==== Listing
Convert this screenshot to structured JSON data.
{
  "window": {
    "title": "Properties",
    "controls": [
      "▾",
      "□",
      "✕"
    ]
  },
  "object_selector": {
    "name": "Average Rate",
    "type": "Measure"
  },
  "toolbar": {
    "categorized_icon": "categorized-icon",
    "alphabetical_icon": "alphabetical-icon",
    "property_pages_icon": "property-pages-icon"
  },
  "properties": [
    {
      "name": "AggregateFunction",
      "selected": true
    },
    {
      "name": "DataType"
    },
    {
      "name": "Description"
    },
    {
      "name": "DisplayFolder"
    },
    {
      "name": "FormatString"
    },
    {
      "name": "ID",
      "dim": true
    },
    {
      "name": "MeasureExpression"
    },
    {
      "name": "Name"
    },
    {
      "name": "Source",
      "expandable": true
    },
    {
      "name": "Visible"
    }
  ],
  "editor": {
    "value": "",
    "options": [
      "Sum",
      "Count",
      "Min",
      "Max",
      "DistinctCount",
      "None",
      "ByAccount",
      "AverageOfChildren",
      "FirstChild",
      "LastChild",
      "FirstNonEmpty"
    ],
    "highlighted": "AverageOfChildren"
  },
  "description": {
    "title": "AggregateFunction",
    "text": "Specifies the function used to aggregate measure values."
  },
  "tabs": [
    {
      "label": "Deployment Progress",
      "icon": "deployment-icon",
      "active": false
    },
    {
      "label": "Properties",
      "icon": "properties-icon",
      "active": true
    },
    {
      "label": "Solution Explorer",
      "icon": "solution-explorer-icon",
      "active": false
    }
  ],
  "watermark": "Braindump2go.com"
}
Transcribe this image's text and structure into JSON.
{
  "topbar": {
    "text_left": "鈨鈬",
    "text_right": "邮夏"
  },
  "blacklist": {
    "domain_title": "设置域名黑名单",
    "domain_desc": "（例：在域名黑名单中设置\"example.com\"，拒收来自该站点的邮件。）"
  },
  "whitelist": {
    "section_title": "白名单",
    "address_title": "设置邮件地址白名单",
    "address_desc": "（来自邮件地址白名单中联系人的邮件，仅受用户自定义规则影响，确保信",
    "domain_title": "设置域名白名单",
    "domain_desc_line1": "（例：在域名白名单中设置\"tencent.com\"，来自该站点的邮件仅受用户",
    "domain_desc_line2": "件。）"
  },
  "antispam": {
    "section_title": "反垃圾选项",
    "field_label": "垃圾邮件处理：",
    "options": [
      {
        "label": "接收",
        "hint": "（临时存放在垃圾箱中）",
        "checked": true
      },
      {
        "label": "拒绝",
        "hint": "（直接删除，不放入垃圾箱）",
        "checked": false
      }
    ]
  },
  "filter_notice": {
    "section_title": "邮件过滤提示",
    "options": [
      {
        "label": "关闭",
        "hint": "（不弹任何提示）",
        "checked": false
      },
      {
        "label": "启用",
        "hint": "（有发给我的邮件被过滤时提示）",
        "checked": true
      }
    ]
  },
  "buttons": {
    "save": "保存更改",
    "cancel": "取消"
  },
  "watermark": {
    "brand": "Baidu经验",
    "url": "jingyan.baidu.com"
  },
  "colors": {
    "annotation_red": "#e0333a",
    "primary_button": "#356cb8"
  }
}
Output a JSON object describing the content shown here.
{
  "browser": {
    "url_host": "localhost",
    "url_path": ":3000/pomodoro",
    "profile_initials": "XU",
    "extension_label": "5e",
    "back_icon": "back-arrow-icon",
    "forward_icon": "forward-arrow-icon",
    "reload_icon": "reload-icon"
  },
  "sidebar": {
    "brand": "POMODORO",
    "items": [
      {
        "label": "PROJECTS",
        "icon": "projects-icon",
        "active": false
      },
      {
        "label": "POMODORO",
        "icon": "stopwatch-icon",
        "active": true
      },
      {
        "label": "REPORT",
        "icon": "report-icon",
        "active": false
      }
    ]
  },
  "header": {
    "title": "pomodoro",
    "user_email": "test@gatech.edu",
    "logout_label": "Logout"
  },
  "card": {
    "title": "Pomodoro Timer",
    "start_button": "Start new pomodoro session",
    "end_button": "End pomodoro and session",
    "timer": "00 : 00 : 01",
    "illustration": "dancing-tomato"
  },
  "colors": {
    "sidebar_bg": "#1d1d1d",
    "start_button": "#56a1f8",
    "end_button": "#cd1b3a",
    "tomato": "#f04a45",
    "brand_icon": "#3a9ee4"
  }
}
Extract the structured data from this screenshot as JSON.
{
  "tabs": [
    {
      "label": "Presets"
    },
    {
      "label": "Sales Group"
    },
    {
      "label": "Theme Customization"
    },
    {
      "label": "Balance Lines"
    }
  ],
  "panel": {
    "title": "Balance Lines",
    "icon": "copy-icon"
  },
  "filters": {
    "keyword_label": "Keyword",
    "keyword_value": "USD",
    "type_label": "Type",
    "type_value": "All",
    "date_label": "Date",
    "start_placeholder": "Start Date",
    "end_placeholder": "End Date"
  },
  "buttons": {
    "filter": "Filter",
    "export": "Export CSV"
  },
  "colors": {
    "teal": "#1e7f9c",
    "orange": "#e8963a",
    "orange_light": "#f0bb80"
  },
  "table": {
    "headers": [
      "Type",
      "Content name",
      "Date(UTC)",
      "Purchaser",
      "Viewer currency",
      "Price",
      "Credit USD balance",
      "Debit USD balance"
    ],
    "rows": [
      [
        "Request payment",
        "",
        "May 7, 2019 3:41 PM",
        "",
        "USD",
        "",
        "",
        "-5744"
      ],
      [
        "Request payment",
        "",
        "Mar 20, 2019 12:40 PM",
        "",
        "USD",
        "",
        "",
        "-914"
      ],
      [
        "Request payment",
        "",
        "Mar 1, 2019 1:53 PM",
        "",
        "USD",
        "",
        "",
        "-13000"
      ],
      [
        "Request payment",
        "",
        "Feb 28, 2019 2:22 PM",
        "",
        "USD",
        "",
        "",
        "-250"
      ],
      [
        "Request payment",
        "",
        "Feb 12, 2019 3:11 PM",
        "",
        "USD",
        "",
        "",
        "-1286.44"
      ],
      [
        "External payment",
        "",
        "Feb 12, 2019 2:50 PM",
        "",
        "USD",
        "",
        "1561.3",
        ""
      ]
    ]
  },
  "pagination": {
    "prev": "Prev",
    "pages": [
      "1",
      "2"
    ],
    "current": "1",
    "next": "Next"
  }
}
========
**What to produce:** Locate the lines above that hold the word "Date". Show every one of them.

**Result:**
    "date_label": "Date",
    "start_placeholder": "Start Date",
    "end_placeholder": "End Date"
      "Date(UTC)",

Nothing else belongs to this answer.